## start Entries shown
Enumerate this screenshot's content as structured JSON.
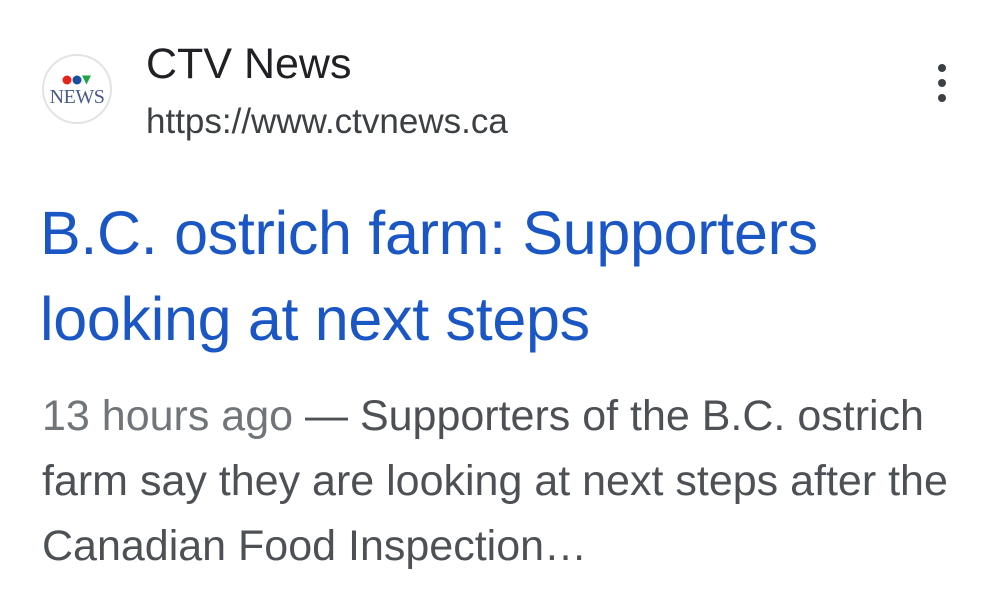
{
  "result": {
    "source": {
      "name": "CTV News",
      "url": "https://www.ctvnews.ca",
      "favicon_icon": "ctv-news-logo",
      "favicon_text": "NEWS"
    },
    "more_options_icon": "more-vert-icon",
    "headline": "B.C. ostrich farm: Supporters looking at next steps",
    "snippet": {
      "date": "13 hours ago",
      "separator": " — ",
      "text": "Supporters of the B.C. ostrich farm say they are looking at next steps after the Canadian Food Inspection…"
    },
    "colors": {
      "headline": "#1a56c4",
      "source_name": "#202124",
      "snippet": "#4d5156"
    }
  }
}
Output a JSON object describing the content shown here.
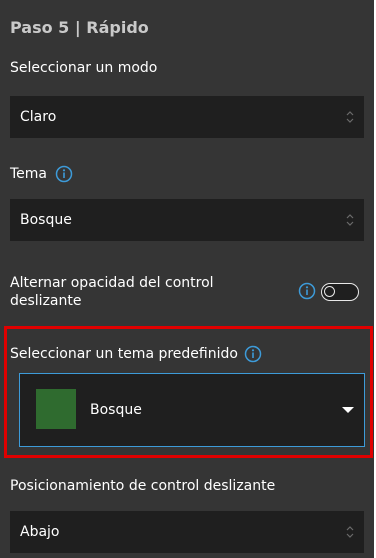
{
  "panel": {
    "step_title": "Paso 5 | Rápido",
    "mode": {
      "label": "Seleccionar un modo",
      "value": "Claro"
    },
    "theme": {
      "label": "Tema",
      "value": "Bosque",
      "info_icon": "info-icon"
    },
    "slider_opacity": {
      "label_line1": "Alternar opacidad del control",
      "label_line2": "deslizante",
      "enabled": false
    },
    "preset": {
      "label": "Seleccionar un tema predefinido",
      "value": "Bosque",
      "swatch_color": "#2f6b2f"
    },
    "slider_position": {
      "label": "Posicionamiento de control deslizante",
      "value": "Abajo"
    }
  },
  "colors": {
    "panel_bg": "#353535",
    "input_bg": "#1f1f1f",
    "accent_blue": "#3d9bd9",
    "highlight_red": "#e00000"
  }
}
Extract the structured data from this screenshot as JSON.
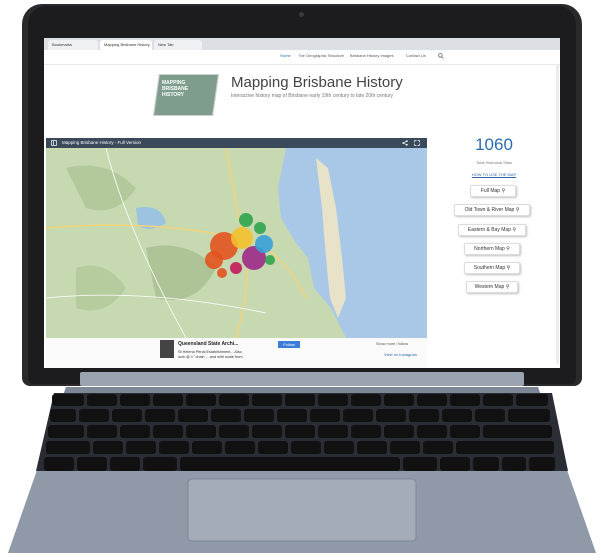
## end Entries shown
= Problem to solve =
Read the entries above, then pull out the lines that include "next".

= Answer to this exercise =
    "headline": "B.C. ostrich farm: Supporters looking at next steps",
      "text": "Supporters of the B.C. ostrich farm say they are looking at next steps after the Canadian Food Inspection…"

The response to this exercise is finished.